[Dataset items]

===

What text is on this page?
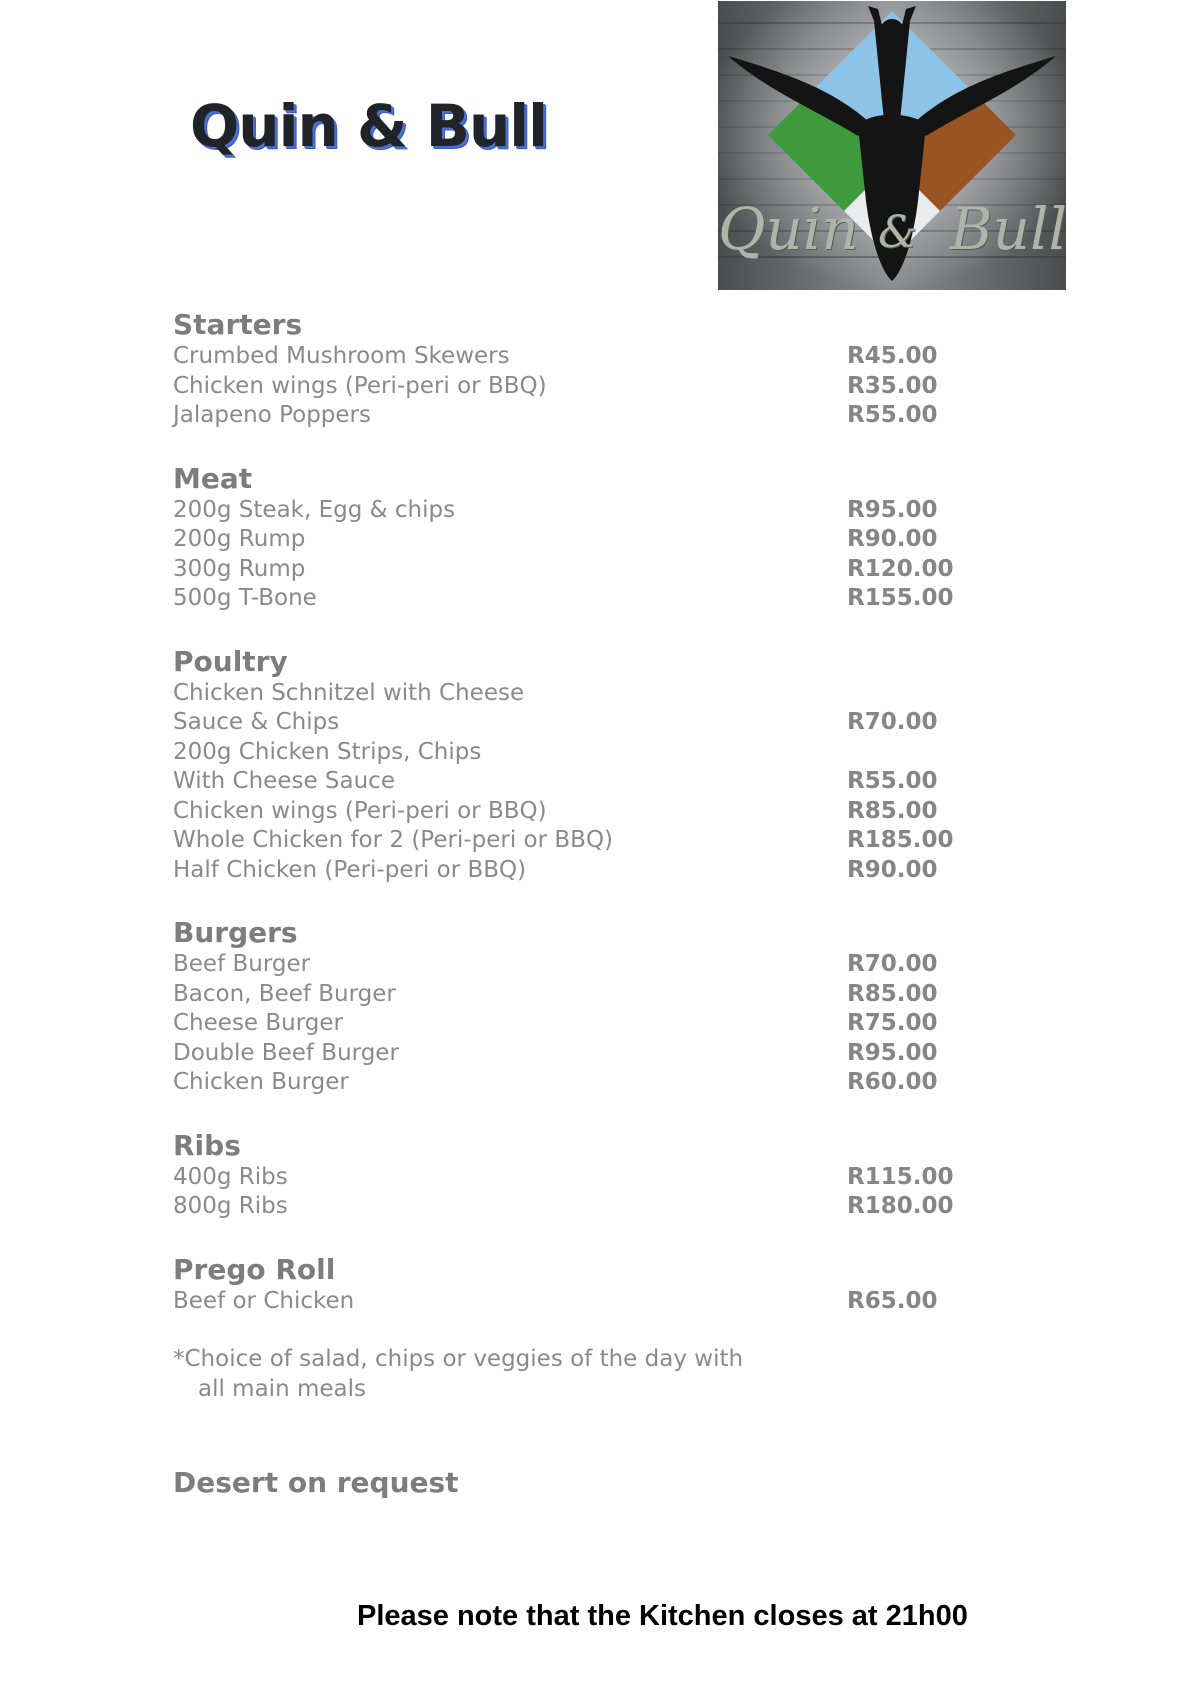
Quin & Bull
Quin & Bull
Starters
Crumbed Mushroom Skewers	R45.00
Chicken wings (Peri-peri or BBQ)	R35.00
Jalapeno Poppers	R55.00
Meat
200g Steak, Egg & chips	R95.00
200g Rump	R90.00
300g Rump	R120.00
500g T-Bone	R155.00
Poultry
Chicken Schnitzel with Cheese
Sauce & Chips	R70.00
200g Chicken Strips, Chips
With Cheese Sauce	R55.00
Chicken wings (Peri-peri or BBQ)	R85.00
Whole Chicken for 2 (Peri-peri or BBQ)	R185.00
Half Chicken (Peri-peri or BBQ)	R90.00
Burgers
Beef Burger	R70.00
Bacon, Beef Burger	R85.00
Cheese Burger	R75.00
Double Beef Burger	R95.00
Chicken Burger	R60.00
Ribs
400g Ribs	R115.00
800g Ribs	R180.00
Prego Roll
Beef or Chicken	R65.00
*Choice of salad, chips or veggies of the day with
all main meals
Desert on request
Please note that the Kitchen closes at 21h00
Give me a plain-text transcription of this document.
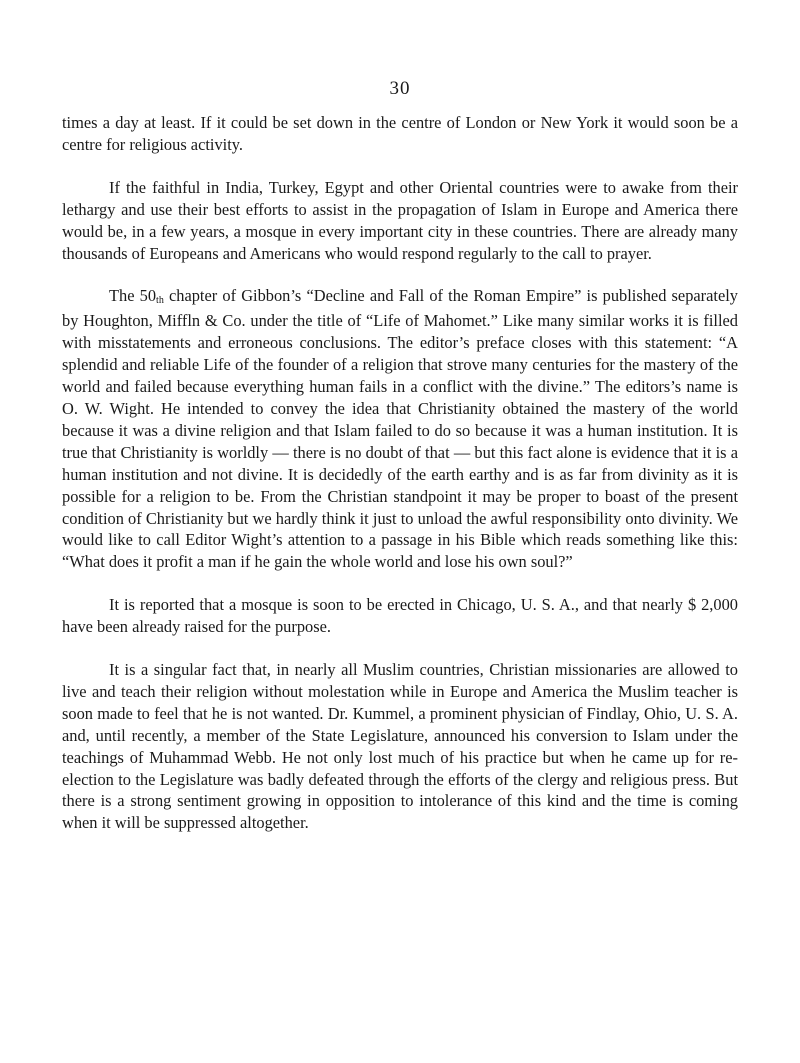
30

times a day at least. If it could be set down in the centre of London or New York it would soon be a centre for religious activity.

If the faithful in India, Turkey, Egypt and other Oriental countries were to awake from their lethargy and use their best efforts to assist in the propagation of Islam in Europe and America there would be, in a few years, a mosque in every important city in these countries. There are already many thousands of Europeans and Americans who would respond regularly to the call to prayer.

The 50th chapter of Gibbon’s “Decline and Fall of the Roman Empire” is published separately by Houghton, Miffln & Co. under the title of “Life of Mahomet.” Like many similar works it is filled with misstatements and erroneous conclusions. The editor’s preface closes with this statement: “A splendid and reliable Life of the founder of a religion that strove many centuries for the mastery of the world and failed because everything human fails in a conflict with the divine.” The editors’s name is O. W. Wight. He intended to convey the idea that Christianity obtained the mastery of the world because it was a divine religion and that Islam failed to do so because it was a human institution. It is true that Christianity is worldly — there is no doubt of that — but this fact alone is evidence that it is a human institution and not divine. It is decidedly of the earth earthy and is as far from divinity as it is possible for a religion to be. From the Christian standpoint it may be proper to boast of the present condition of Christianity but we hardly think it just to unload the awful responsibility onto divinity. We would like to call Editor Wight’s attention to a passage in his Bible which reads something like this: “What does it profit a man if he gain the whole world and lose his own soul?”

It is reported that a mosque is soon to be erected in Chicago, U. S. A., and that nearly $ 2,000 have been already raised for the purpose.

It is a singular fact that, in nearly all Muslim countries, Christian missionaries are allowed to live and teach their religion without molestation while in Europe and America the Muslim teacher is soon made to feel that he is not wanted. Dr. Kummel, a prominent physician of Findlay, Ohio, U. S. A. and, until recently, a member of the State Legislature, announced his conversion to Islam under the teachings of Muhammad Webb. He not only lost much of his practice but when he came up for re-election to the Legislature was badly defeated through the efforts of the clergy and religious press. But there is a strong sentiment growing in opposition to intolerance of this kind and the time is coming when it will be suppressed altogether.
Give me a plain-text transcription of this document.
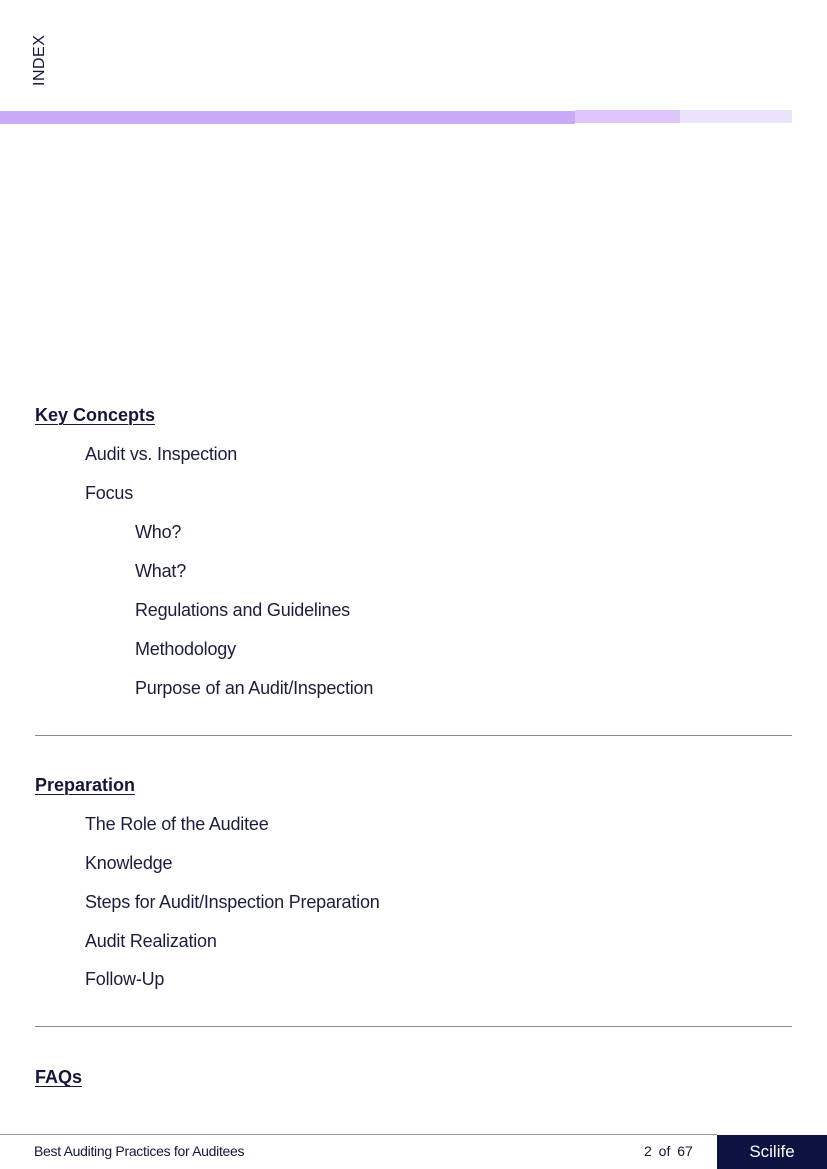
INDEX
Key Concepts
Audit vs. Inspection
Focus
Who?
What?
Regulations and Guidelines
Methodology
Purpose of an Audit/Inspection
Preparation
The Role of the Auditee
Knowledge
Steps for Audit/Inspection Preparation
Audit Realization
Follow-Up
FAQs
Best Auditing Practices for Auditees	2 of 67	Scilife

===

▶ [What is needed]:
In the entries above, find every line holding the word "Beef" and copy it out.

▶ [Answer to this exercise]:
Beef Burger	R70.00
Bacon, Beef Burger	R85.00
Double Beef Burger	R95.00
Beef or Chicken	R65.00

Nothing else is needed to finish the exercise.